Transcribe the material below exactly as it appears.

** START Exercise material **

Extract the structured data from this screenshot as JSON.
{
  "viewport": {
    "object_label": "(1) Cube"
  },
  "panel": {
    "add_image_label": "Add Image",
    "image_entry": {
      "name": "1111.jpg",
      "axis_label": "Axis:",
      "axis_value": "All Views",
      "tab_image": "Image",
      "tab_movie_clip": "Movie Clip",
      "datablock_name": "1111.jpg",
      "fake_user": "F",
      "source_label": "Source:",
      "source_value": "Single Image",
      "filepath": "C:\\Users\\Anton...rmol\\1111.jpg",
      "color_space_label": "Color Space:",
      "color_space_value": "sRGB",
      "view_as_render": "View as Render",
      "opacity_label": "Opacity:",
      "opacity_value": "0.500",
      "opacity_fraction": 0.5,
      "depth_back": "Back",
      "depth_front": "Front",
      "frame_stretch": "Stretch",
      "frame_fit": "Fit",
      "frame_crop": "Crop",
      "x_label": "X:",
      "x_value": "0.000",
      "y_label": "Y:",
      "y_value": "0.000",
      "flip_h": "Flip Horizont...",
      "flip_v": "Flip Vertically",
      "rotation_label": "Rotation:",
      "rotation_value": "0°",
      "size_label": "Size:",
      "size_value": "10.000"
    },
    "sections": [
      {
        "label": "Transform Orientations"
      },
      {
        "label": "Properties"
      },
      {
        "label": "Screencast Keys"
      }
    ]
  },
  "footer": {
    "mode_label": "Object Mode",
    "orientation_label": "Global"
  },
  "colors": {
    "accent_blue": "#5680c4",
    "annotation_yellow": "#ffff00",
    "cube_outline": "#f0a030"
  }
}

** END Exercise material **

Output for this exercise:
Extract the structured data from this screenshot as JSON.
{
  "viewport": {
    "object_label": "(1) Cube"
  },
  "panel": {
    "add_image_label": "Add Image",
    "image_entry": {
      "name": "1111.jpg",
      "axis_label": "Axis:",
      "axis_value": "All Views",
      "tab_image": "Image",
      "tab_movie_clip": "Movie Clip",
      "datablock_name": "1111.jpg",
      "fake_user": "F",
      "source_label": "Source:",
      "source_value": "Single Image",
      "filepath": "C:\\Users\\Anton...rmol\\1111.jpg",
      "color_space_label": "Color Space:",
      "color_space_value": "sRGB",
      "view_as_render": "View as Render",
      "opacity_label": "Opacity:",
      "opacity_value": "0.500",
      "opacity_fraction": 0.5,
      "depth_back": "Back",
      "depth_front": "Front",
      "frame_stretch": "Stretch",
      "frame_fit": "Fit",
      "frame_crop": "Crop",
      "x_label": "X:",
      "x_value": "0.000",
      "y_label": "Y:",
      "y_value": "0.000",
      "flip_h": "Flip Horizont...",
      "flip_v": "Flip Vertically",
      "rotation_label": "Rotation:",
      "rotation_value": "0°",
      "size_label": "Size:",
      "size_value": "10.000"
    },
    "sections": [
      {
        "label": "Transform Orientations"
      },
      {
        "label": "Properties"
      },
      {
        "label": "Screencast Keys"
      }
    ]
  },
  "footer": {
    "mode_label": "Object Mode",
    "orientation_label": "Global"
  },
  "colors": {
    "accent_blue": "#5680c4",
    "annotation_yellow": "#ffff00",
    "cube_outline": "#f0a030"
  }
}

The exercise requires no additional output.